◆ The problem
Images are excluded; otherwise, output every record exactly.

◆ Records
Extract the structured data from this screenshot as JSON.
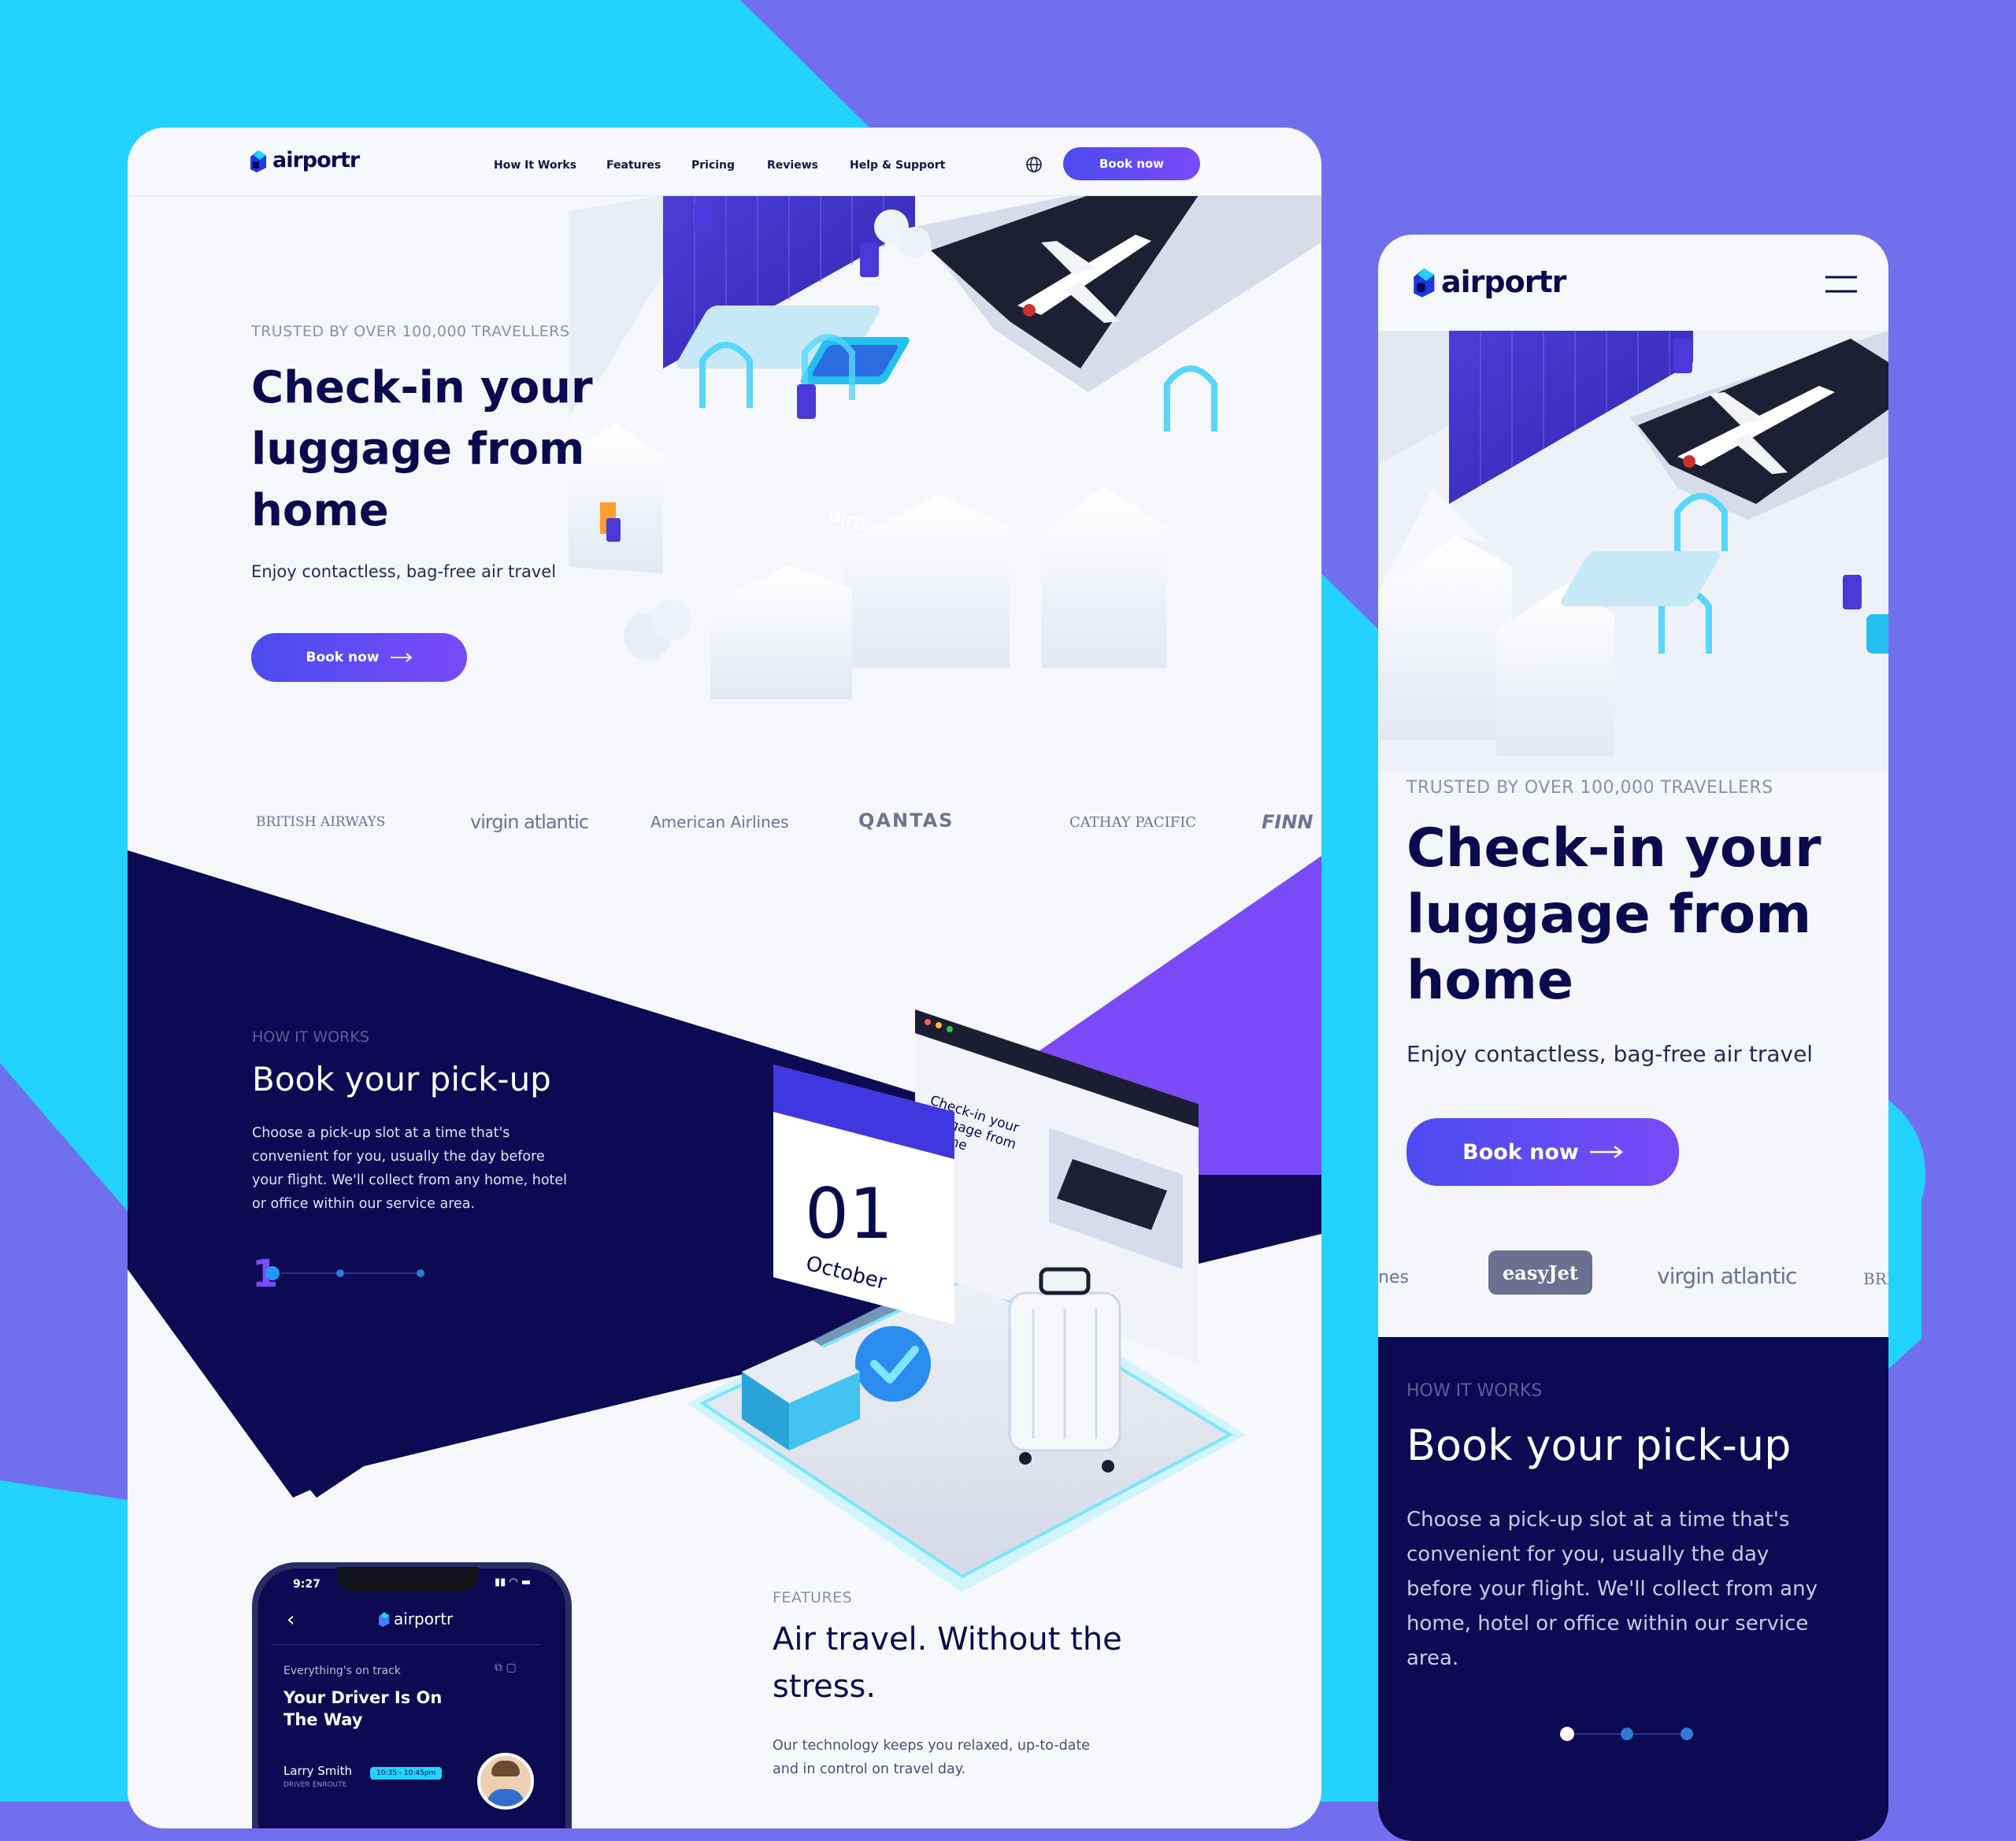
{
  "brand": {
    "name": "airportr"
  },
  "desktop": {
    "nav": {
      "items": [
        "How It Works",
        "Features",
        "Pricing",
        "Reviews",
        "Help & Support"
      ],
      "language_icon": "globe-icon",
      "cta": "Book now"
    },
    "hero": {
      "eyebrow": "TRUSTED BY OVER 100,000 TRAVELLERS",
      "title_lines": [
        "Check-in your",
        "luggage from",
        "home"
      ],
      "subtitle": "Enjoy contactless, bag-free air travel",
      "cta": "Book now",
      "illustration_sign": "airportr"
    },
    "airlines": [
      "BRITISH AIRWAYS",
      "virgin atlantic",
      "American Airlines",
      "QANTAS",
      "CATHAY PACIFIC",
      "FINN"
    ],
    "how_it_works": {
      "eyebrow": "HOW IT WORKS",
      "title": "Book your pick-up",
      "body_lines": [
        "Choose a pick-up slot at a time that's",
        "convenient for you, usually the day before",
        "your flight. We'll collect from any home, hotel",
        "or office within our service area."
      ],
      "step_number": "1",
      "calendar_day": "01",
      "calendar_month": "October",
      "screen_text_lines": [
        "Check-in your",
        "luggage from",
        "home"
      ]
    },
    "phone": {
      "time": "9:27",
      "status_title": "Everything's on track",
      "headline_lines": [
        "Your Driver Is On",
        "The Way"
      ],
      "driver_name": "Larry Smith",
      "driver_status": "DRIVER ENROUTE",
      "time_slot": "10:35 - 10:45pm"
    },
    "features": {
      "eyebrow": "FEATURES",
      "title_lines": [
        "Air travel. Without the",
        "stress."
      ],
      "body_lines": [
        "Our technology keeps you relaxed, up-to-date",
        "and in control on travel day."
      ]
    }
  },
  "mobile": {
    "menu_icon": "hamburger-menu-icon",
    "hero": {
      "eyebrow": "TRUSTED BY OVER 100,000 TRAVELLERS",
      "title_lines": [
        "Check-in your",
        "luggage from",
        "home"
      ],
      "subtitle": "Enjoy contactless, bag-free air travel",
      "cta": "Book now"
    },
    "airlines": [
      "nes",
      "easyJet",
      "virgin atlantic",
      "BRI"
    ],
    "how_it_works": {
      "eyebrow": "HOW IT WORKS",
      "title": "Book your pick-up",
      "body_lines": [
        "Choose a pick-up slot at a time that's",
        "convenient for you, usually the day",
        "before your flight. We'll collect from any",
        "home, hotel or office within our service",
        "area."
      ]
    }
  },
  "colors": {
    "cyan": "#22d3fe",
    "violet_bg": "#7070ee",
    "navy": "#0b0a4e",
    "purple": "#7b4af7",
    "button": "#4f4cf3"
  }
}
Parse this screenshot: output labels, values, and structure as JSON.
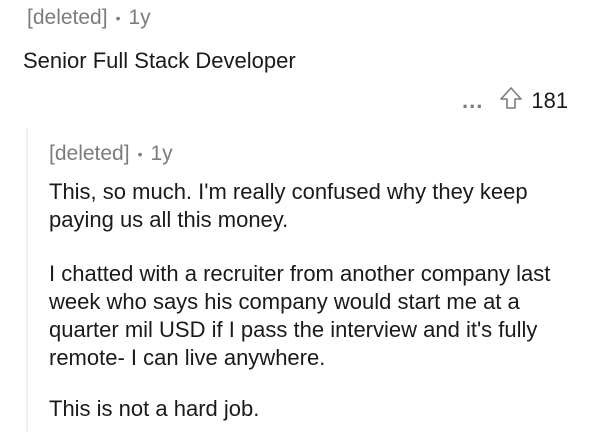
{
  "top_comment": {
    "author": "[deleted]",
    "separator": "•",
    "age": "1y",
    "text": "Senior Full Stack Developer",
    "more_label": "...",
    "votes": "181"
  },
  "reply": {
    "author": "[deleted]",
    "separator": "•",
    "age": "1y",
    "paragraphs": [
      "This, so much. I'm really confused why they keep paying us all this money.",
      "I chatted with a recruiter from another company last week who says his company would start me at a quarter mil USD if I pass the interview and it's fully remote- I can live anywhere.",
      "This is not a hard job."
    ]
  },
  "colors": {
    "meta": "#7c7c7c",
    "text": "#1a1a1b",
    "thread_line": "#edeff1"
  }
}
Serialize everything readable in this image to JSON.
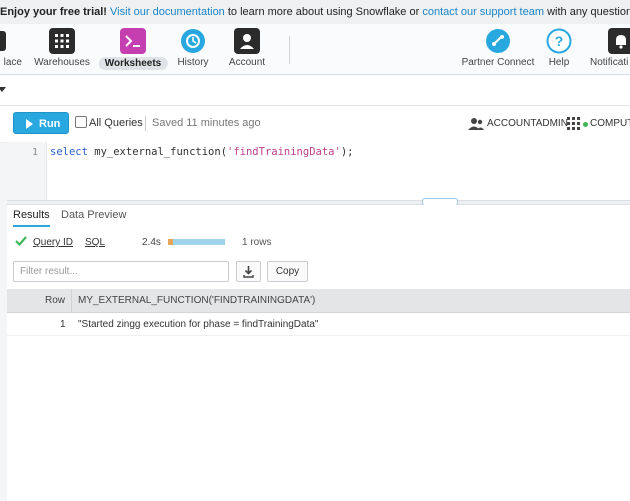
{
  "banner": {
    "lead": "Enjoy your free trial!",
    "link1": "Visit our documentation",
    "mid": "to learn more about using Snowflake or",
    "link2": "contact our support team",
    "tail": "with any questions."
  },
  "nav": {
    "items": [
      {
        "label": "lace",
        "icon": "marketplace-icon"
      },
      {
        "label": "Warehouses",
        "icon": "warehouses-icon"
      },
      {
        "label": "Worksheets",
        "icon": "worksheets-icon",
        "active": true
      },
      {
        "label": "History",
        "icon": "history-icon"
      },
      {
        "label": "Account",
        "icon": "account-icon"
      },
      {
        "label": "Partner Connect",
        "icon": "partner-connect-icon"
      },
      {
        "label": "Help",
        "icon": "help-icon"
      },
      {
        "label": "Notificati",
        "icon": "notifications-icon"
      }
    ]
  },
  "toolbar": {
    "run_label": "Run",
    "all_queries_label": "All Queries",
    "saved_text": "Saved 11 minutes ago",
    "role": "ACCOUNTADMIN",
    "warehouse": "COMPUT"
  },
  "editor": {
    "line_number": "1",
    "keyword": "select",
    "fn_open": " my_external_function(",
    "arg": "'findTrainingData'",
    "close": ");"
  },
  "results": {
    "tabs": [
      "Results",
      "Data Preview"
    ],
    "query_id_label": "Query ID",
    "sql_label": "SQL",
    "duration": "2.4s",
    "progress_fraction": 0.08,
    "rows_text": "1 rows",
    "filter_placeholder": "Filter result...",
    "copy_label": "Copy",
    "columns": [
      "Row",
      "MY_EXTERNAL_FUNCTION('FINDTRAININGDATA')"
    ],
    "rows": [
      {
        "index": "1",
        "value": "\"Started zingg execution for phase = findTrainingData\""
      }
    ]
  },
  "colors": {
    "accent": "#29a8e0",
    "success": "#3fb65a",
    "link": "#1a86c8"
  }
}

◆ Answer to this task
Extract the structured data from this screenshot as JSON.
{
  "brand": {
    "name": "airportr"
  },
  "desktop": {
    "nav": {
      "items": [
        "How It Works",
        "Features",
        "Pricing",
        "Reviews",
        "Help & Support"
      ],
      "language_icon": "globe-icon",
      "cta": "Book now"
    },
    "hero": {
      "eyebrow": "TRUSTED BY OVER 100,000 TRAVELLERS",
      "title_lines": [
        "Check-in your",
        "luggage from",
        "home"
      ],
      "subtitle": "Enjoy contactless, bag-free air travel",
      "cta": "Book now",
      "illustration_sign": "airportr"
    },
    "airlines": [
      "BRITISH AIRWAYS",
      "virgin atlantic",
      "American Airlines",
      "QANTAS",
      "CATHAY PACIFIC",
      "FINN"
    ],
    "how_it_works": {
      "eyebrow": "HOW IT WORKS",
      "title": "Book your pick-up",
      "body_lines": [
        "Choose a pick-up slot at a time that's",
        "convenient for you, usually the day before",
        "your flight. We'll collect from any home, hotel",
        "or office within our service area."
      ],
      "step_number": "1",
      "calendar_day": "01",
      "calendar_month": "October",
      "screen_text_lines": [
        "Check-in your",
        "luggage from",
        "home"
      ]
    },
    "phone": {
      "time": "9:27",
      "status_title": "Everything's on track",
      "headline_lines": [
        "Your Driver Is On",
        "The Way"
      ],
      "driver_name": "Larry Smith",
      "driver_status": "DRIVER ENROUTE",
      "time_slot": "10:35 - 10:45pm"
    },
    "features": {
      "eyebrow": "FEATURES",
      "title_lines": [
        "Air travel. Without the",
        "stress."
      ],
      "body_lines": [
        "Our technology keeps you relaxed, up-to-date",
        "and in control on travel day."
      ]
    }
  },
  "mobile": {
    "menu_icon": "hamburger-menu-icon",
    "hero": {
      "eyebrow": "TRUSTED BY OVER 100,000 TRAVELLERS",
      "title_lines": [
        "Check-in your",
        "luggage from",
        "home"
      ],
      "subtitle": "Enjoy contactless, bag-free air travel",
      "cta": "Book now"
    },
    "airlines": [
      "nes",
      "easyJet",
      "virgin atlantic",
      "BRI"
    ],
    "how_it_works": {
      "eyebrow": "HOW IT WORKS",
      "title": "Book your pick-up",
      "body_lines": [
        "Choose a pick-up slot at a time that's",
        "convenient for you, usually the day",
        "before your flight. We'll collect from any",
        "home, hotel or office within our service",
        "area."
      ]
    }
  },
  "colors": {
    "cyan": "#22d3fe",
    "violet_bg": "#7070ee",
    "navy": "#0b0a4e",
    "purple": "#7b4af7",
    "button": "#4f4cf3"
  }
}
Parse this screenshot: output labels, values, and structure as JSON.
{
  "top_comment": {
    "author": "[deleted]",
    "separator": "•",
    "age": "1y",
    "text": "Senior Full Stack Developer",
    "more_label": "...",
    "votes": "181"
  },
  "reply": {
    "author": "[deleted]",
    "separator": "•",
    "age": "1y",
    "paragraphs": [
      "This, so much. I'm really confused why they keep paying us all this money.",
      "I chatted with a recruiter from another company last week who says his company would start me at a quarter mil USD if I pass the interview and it's fully remote- I can live anywhere.",
      "This is not a hard job."
    ]
  },
  "colors": {
    "meta": "#7c7c7c",
    "text": "#1a1a1b",
    "thread_line": "#edeff1"
  }
}
Serialize everything readable in this image to JSON.
{
  "banner": {
    "lead": "Enjoy your free trial!",
    "link1": "Visit our documentation",
    "mid": "to learn more about using Snowflake or",
    "link2": "contact our support team",
    "tail": "with any questions."
  },
  "nav": {
    "items": [
      {
        "label": "lace",
        "icon": "marketplace-icon"
      },
      {
        "label": "Warehouses",
        "icon": "warehouses-icon"
      },
      {
        "label": "Worksheets",
        "icon": "worksheets-icon",
        "active": true
      },
      {
        "label": "History",
        "icon": "history-icon"
      },
      {
        "label": "Account",
        "icon": "account-icon"
      },
      {
        "label": "Partner Connect",
        "icon": "partner-connect-icon"
      },
      {
        "label": "Help",
        "icon": "help-icon"
      },
      {
        "label": "Notificati",
        "icon": "notifications-icon"
      }
    ]
  },
  "toolbar": {
    "run_label": "Run",
    "all_queries_label": "All Queries",
    "saved_text": "Saved 11 minutes ago",
    "role": "ACCOUNTADMIN",
    "warehouse": "COMPUT"
  },
  "editor": {
    "line_number": "1",
    "keyword": "select",
    "fn_open": " my_external_function(",
    "arg": "'findTrainingData'",
    "close": ");"
  },
  "results": {
    "tabs": [
      "Results",
      "Data Preview"
    ],
    "query_id_label": "Query ID",
    "sql_label": "SQL",
    "duration": "2.4s",
    "progress_fraction": 0.08,
    "rows_text": "1 rows",
    "filter_placeholder": "Filter result...",
    "copy_label": "Copy",
    "columns": [
      "Row",
      "MY_EXTERNAL_FUNCTION('FINDTRAININGDATA')"
    ],
    "rows": [
      {
        "index": "1",
        "value": "\"Started zingg execution for phase = findTrainingData\""
      }
    ]
  },
  "colors": {
    "accent": "#29a8e0",
    "success": "#3fb65a",
    "link": "#1a86c8"
  }
}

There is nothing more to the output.